### What the exercise asks:
Identify every line in the records below that contains the word "until", and reproduce each one.

### Data items:
· · · · ·

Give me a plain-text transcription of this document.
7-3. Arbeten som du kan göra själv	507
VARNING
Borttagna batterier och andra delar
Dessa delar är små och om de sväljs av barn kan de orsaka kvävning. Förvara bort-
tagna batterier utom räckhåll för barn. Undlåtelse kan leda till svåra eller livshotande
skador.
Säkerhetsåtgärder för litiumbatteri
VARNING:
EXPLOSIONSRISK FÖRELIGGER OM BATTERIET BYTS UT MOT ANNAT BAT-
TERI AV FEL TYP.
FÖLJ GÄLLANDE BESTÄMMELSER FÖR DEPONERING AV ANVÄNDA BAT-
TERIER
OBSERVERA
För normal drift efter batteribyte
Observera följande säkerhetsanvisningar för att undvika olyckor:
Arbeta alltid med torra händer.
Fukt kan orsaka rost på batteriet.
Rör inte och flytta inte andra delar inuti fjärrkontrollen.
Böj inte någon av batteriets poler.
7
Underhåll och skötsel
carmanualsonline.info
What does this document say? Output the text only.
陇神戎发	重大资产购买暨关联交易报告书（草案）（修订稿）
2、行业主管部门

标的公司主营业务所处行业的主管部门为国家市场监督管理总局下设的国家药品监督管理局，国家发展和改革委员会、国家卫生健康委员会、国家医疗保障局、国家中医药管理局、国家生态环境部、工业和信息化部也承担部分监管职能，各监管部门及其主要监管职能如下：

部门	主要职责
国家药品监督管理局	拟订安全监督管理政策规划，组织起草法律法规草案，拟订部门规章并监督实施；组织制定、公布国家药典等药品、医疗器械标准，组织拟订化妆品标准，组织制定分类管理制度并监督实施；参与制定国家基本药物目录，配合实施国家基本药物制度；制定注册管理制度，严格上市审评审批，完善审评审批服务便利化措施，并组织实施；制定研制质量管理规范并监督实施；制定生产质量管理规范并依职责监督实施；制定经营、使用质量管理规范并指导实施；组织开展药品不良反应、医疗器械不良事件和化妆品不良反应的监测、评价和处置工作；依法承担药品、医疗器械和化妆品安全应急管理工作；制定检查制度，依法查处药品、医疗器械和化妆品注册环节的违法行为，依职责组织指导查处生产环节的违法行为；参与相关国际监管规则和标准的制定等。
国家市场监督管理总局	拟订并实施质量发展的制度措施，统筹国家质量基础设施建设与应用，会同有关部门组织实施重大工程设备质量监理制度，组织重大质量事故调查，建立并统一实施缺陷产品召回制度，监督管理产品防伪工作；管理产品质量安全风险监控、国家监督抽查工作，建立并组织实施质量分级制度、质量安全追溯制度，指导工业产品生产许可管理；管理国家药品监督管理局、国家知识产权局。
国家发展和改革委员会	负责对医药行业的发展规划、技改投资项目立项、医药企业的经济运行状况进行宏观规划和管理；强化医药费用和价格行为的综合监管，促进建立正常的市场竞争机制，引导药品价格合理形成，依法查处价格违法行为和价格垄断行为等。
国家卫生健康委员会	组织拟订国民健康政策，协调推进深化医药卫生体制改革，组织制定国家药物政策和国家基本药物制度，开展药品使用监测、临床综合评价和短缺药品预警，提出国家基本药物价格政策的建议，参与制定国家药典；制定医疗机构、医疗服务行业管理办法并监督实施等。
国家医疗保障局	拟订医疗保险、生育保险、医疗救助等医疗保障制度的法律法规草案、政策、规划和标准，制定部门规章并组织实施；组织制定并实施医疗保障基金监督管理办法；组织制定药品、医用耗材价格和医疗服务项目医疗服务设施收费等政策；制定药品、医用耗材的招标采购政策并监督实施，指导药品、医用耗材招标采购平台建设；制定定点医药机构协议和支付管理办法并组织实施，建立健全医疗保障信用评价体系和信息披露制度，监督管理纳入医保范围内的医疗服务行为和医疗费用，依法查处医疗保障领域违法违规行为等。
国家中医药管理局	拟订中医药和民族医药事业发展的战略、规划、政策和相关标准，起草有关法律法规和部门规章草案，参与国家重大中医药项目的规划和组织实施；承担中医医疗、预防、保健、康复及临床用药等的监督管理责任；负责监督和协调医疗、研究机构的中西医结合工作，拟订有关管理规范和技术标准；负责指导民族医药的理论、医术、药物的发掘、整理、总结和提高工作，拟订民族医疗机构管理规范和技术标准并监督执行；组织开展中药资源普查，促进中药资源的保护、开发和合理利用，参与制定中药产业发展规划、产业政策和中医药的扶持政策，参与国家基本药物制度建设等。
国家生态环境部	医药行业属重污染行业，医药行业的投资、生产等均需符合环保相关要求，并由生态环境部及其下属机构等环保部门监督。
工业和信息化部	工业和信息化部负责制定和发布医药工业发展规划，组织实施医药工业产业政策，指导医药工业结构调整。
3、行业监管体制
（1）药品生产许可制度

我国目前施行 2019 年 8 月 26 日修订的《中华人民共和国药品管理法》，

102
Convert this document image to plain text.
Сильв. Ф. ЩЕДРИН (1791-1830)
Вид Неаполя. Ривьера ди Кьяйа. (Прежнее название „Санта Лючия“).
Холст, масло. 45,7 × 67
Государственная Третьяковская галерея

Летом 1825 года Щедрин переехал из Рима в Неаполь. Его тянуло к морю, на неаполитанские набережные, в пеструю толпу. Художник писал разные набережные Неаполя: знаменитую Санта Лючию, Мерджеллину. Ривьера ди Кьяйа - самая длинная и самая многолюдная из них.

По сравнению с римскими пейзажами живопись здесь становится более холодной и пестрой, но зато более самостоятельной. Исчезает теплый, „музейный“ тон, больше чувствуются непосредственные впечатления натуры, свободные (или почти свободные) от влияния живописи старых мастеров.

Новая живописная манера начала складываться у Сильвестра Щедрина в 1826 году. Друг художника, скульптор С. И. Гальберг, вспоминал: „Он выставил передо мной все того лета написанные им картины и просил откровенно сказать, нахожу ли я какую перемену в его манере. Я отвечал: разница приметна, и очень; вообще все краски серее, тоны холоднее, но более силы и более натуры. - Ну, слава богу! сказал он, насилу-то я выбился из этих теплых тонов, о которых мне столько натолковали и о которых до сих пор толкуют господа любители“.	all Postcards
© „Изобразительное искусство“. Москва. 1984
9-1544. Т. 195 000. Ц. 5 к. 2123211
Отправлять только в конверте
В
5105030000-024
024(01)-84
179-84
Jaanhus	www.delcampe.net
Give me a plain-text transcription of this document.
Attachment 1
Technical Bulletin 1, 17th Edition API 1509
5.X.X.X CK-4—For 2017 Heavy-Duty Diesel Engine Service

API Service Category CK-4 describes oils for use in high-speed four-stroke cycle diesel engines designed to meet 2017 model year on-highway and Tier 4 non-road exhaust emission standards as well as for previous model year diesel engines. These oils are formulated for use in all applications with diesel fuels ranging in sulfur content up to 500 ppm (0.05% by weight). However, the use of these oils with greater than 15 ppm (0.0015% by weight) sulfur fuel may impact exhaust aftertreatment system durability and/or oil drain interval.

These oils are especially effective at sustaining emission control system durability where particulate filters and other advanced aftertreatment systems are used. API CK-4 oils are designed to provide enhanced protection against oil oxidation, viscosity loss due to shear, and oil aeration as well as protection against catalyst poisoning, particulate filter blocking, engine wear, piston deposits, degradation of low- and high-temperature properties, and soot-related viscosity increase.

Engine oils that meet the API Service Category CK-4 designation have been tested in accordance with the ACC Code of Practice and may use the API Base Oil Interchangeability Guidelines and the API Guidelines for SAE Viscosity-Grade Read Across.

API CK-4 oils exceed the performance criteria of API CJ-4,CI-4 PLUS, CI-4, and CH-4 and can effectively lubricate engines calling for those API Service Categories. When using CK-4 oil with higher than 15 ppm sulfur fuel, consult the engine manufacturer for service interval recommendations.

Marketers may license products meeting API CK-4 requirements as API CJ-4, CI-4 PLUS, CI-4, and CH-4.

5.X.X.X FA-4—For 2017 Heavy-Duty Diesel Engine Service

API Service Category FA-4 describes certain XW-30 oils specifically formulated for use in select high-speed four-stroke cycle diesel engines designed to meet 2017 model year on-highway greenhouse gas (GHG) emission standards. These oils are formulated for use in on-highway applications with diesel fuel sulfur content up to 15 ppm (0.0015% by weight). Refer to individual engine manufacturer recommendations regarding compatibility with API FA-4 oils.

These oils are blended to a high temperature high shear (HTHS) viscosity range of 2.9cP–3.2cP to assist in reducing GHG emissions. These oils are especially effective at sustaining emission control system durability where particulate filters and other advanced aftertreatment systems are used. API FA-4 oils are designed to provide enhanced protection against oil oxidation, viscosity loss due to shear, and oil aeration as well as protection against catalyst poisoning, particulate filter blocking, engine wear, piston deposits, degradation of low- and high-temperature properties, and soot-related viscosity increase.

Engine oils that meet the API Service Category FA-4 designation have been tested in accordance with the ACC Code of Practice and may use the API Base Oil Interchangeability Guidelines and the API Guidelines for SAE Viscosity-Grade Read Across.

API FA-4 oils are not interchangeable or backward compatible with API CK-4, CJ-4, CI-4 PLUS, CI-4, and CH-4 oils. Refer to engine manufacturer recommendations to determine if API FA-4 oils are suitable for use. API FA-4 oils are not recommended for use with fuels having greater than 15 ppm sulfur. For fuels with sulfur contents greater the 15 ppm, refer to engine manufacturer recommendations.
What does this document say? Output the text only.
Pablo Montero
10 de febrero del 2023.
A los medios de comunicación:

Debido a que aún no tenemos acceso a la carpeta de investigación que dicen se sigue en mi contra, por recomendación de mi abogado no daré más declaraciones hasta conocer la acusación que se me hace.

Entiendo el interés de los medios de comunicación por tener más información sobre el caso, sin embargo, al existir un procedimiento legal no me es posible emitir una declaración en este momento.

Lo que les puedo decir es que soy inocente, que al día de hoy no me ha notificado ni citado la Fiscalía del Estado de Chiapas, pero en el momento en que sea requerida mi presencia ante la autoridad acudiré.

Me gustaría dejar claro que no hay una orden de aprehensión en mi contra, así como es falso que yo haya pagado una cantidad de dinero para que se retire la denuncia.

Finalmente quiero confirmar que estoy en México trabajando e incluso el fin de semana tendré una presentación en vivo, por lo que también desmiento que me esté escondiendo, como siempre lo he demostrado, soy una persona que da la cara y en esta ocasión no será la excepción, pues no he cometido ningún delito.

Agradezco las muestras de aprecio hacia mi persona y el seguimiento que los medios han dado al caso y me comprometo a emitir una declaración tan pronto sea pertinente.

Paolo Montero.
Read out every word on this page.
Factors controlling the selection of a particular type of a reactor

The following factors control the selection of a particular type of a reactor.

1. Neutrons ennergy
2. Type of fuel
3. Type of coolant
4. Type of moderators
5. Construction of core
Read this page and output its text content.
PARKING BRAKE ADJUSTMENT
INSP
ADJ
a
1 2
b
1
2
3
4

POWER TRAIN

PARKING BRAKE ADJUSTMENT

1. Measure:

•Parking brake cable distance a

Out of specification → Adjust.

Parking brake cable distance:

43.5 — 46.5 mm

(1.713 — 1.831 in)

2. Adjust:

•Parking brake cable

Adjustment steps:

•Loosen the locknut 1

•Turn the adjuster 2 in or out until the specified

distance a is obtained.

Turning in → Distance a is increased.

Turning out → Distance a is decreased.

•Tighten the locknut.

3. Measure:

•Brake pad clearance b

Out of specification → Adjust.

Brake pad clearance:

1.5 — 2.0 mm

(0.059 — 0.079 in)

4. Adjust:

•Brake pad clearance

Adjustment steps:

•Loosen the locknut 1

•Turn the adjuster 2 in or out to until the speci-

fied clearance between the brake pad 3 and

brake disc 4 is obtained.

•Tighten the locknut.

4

· · · · ·

### Solution to this problem:
•Turn the adjuster 2 in or out until the specified
•Turn the adjuster 2 in or out to until the speci-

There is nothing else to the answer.